═══ THE DATA ═══

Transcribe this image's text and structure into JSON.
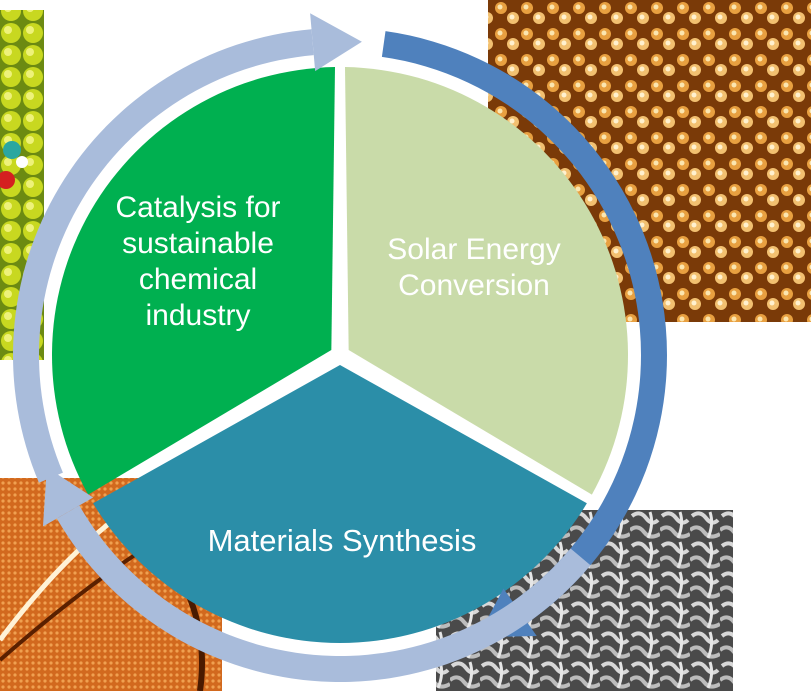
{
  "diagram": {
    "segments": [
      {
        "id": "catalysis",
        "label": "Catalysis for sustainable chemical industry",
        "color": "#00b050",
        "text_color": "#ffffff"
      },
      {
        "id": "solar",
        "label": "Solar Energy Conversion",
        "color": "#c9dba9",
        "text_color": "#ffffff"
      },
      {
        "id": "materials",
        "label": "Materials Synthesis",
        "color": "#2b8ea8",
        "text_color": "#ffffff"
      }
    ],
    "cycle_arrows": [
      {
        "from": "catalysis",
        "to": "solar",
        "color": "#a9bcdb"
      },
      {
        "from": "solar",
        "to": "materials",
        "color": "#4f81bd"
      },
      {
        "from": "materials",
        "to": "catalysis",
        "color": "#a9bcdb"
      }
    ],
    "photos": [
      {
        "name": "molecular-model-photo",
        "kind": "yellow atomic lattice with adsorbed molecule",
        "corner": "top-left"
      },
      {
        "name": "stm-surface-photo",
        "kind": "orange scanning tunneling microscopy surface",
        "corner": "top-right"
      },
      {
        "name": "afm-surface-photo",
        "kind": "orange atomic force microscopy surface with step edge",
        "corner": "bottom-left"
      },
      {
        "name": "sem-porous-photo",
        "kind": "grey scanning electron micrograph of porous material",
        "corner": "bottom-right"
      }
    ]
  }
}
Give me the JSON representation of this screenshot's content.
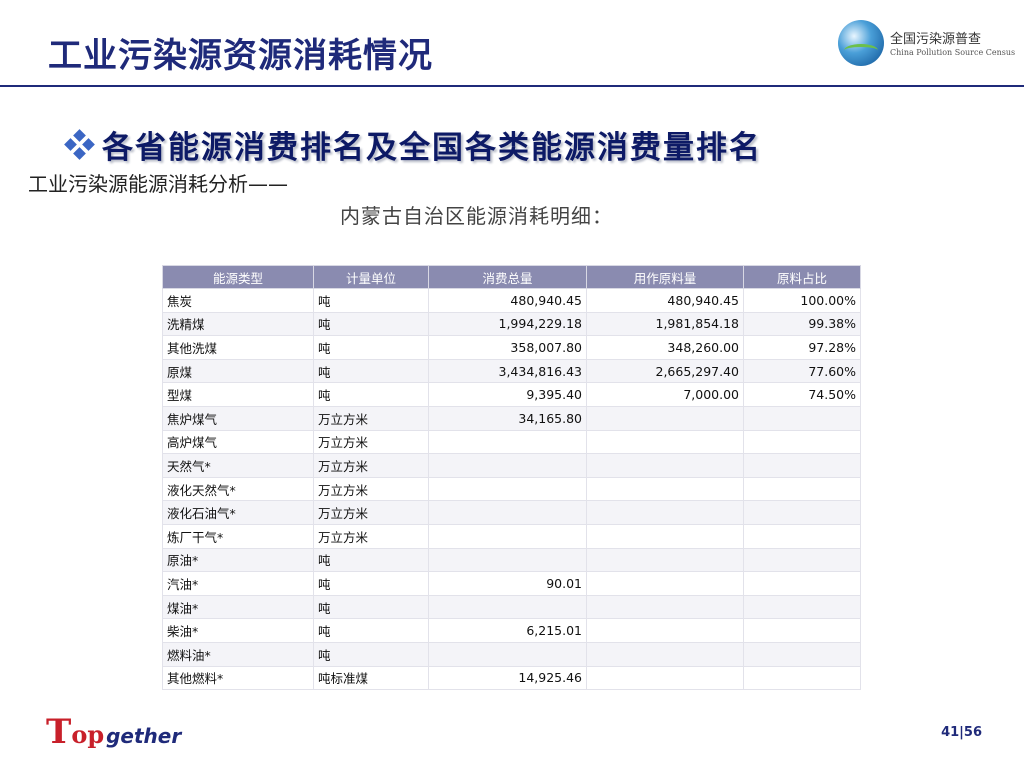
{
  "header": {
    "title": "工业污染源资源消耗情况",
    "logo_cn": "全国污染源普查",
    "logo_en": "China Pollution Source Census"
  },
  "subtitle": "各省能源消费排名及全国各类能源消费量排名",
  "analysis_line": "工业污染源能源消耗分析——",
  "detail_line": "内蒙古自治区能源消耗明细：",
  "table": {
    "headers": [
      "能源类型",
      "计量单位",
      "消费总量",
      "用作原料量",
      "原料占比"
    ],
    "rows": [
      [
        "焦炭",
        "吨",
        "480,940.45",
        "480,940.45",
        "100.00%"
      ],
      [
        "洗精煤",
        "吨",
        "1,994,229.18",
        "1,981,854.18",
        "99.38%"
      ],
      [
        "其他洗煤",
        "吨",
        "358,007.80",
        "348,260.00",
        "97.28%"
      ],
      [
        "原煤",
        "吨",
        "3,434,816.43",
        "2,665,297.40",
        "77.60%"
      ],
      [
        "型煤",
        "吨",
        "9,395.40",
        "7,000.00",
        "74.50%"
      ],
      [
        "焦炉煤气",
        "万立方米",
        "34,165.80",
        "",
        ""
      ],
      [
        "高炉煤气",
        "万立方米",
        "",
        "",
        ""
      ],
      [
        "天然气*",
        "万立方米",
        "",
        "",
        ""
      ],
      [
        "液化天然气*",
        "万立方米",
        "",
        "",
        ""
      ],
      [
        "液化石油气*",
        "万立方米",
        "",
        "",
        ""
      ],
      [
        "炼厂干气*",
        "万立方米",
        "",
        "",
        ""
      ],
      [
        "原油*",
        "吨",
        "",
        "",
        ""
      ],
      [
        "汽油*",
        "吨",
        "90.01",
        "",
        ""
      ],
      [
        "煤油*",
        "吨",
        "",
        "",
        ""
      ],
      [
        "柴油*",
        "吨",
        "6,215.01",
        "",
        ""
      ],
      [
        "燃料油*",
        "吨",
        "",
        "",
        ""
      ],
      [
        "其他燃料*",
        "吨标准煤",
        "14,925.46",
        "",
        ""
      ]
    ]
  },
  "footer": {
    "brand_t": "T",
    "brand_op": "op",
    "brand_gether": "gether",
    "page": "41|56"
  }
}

═══
═══ THE DATA ═══

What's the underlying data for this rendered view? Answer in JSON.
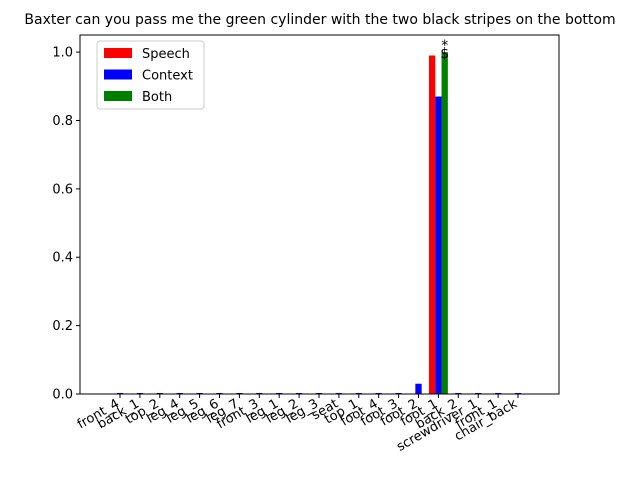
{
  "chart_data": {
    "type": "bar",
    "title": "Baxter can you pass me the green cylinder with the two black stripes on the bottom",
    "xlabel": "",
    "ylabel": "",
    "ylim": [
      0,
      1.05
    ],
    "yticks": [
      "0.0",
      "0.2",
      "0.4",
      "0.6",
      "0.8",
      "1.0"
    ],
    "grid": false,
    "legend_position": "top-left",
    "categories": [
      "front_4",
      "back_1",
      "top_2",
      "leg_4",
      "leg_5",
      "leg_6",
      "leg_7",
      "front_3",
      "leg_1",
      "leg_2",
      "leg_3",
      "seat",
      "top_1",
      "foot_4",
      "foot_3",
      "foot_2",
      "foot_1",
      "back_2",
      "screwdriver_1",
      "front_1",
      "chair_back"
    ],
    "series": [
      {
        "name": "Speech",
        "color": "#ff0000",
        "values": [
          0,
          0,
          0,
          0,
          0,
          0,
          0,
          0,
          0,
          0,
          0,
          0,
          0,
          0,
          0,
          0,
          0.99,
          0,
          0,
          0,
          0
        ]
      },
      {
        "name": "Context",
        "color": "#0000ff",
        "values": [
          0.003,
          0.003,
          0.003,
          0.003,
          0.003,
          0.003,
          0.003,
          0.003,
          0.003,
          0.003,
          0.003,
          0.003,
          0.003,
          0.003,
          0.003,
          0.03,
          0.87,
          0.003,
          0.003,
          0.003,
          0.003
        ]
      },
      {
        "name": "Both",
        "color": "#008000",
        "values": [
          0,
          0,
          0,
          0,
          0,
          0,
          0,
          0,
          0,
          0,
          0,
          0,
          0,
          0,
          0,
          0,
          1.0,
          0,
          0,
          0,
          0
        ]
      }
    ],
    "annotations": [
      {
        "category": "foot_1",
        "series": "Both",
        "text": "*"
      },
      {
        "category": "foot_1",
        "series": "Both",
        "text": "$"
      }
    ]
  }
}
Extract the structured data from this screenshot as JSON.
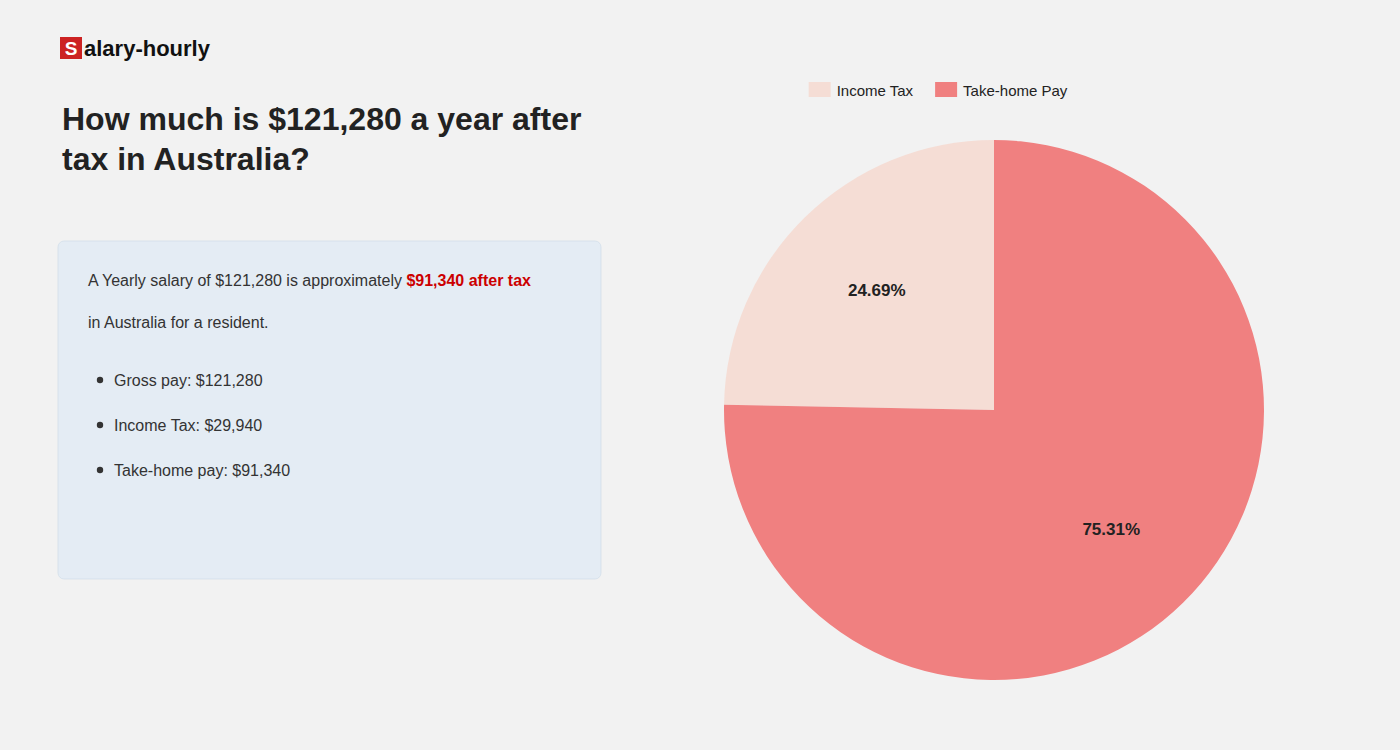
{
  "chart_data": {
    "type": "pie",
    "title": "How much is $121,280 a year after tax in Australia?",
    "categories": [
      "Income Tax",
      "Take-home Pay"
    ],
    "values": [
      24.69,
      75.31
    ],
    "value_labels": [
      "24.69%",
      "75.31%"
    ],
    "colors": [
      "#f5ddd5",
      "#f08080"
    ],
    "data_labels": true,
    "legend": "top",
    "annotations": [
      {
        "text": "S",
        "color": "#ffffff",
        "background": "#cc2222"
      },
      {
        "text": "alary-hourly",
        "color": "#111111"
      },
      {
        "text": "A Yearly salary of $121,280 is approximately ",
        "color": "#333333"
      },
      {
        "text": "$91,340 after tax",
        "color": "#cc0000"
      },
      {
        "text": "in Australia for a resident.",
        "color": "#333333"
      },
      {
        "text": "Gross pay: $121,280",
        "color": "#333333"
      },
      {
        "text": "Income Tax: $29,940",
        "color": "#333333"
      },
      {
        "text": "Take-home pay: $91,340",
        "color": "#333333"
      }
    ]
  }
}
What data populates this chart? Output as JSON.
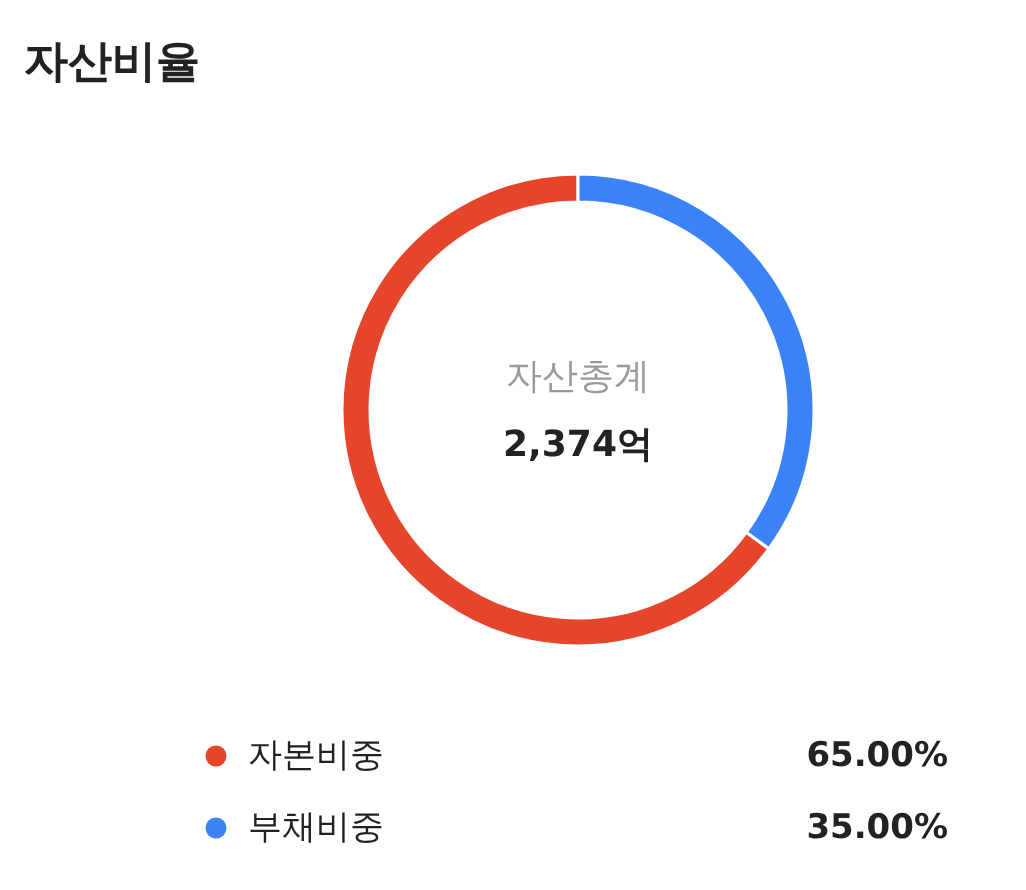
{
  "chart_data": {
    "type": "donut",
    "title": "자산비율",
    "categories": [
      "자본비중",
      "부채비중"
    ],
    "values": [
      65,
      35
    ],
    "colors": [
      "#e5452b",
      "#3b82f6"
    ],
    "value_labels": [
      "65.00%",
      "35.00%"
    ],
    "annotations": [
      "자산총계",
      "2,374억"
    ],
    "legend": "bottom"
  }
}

═══

_WRITTEN EXERCISE_.
Count the lines in the records above that contain the word "right", and give only that number.

_SOLUTION TO THIS EXERCISE_.
2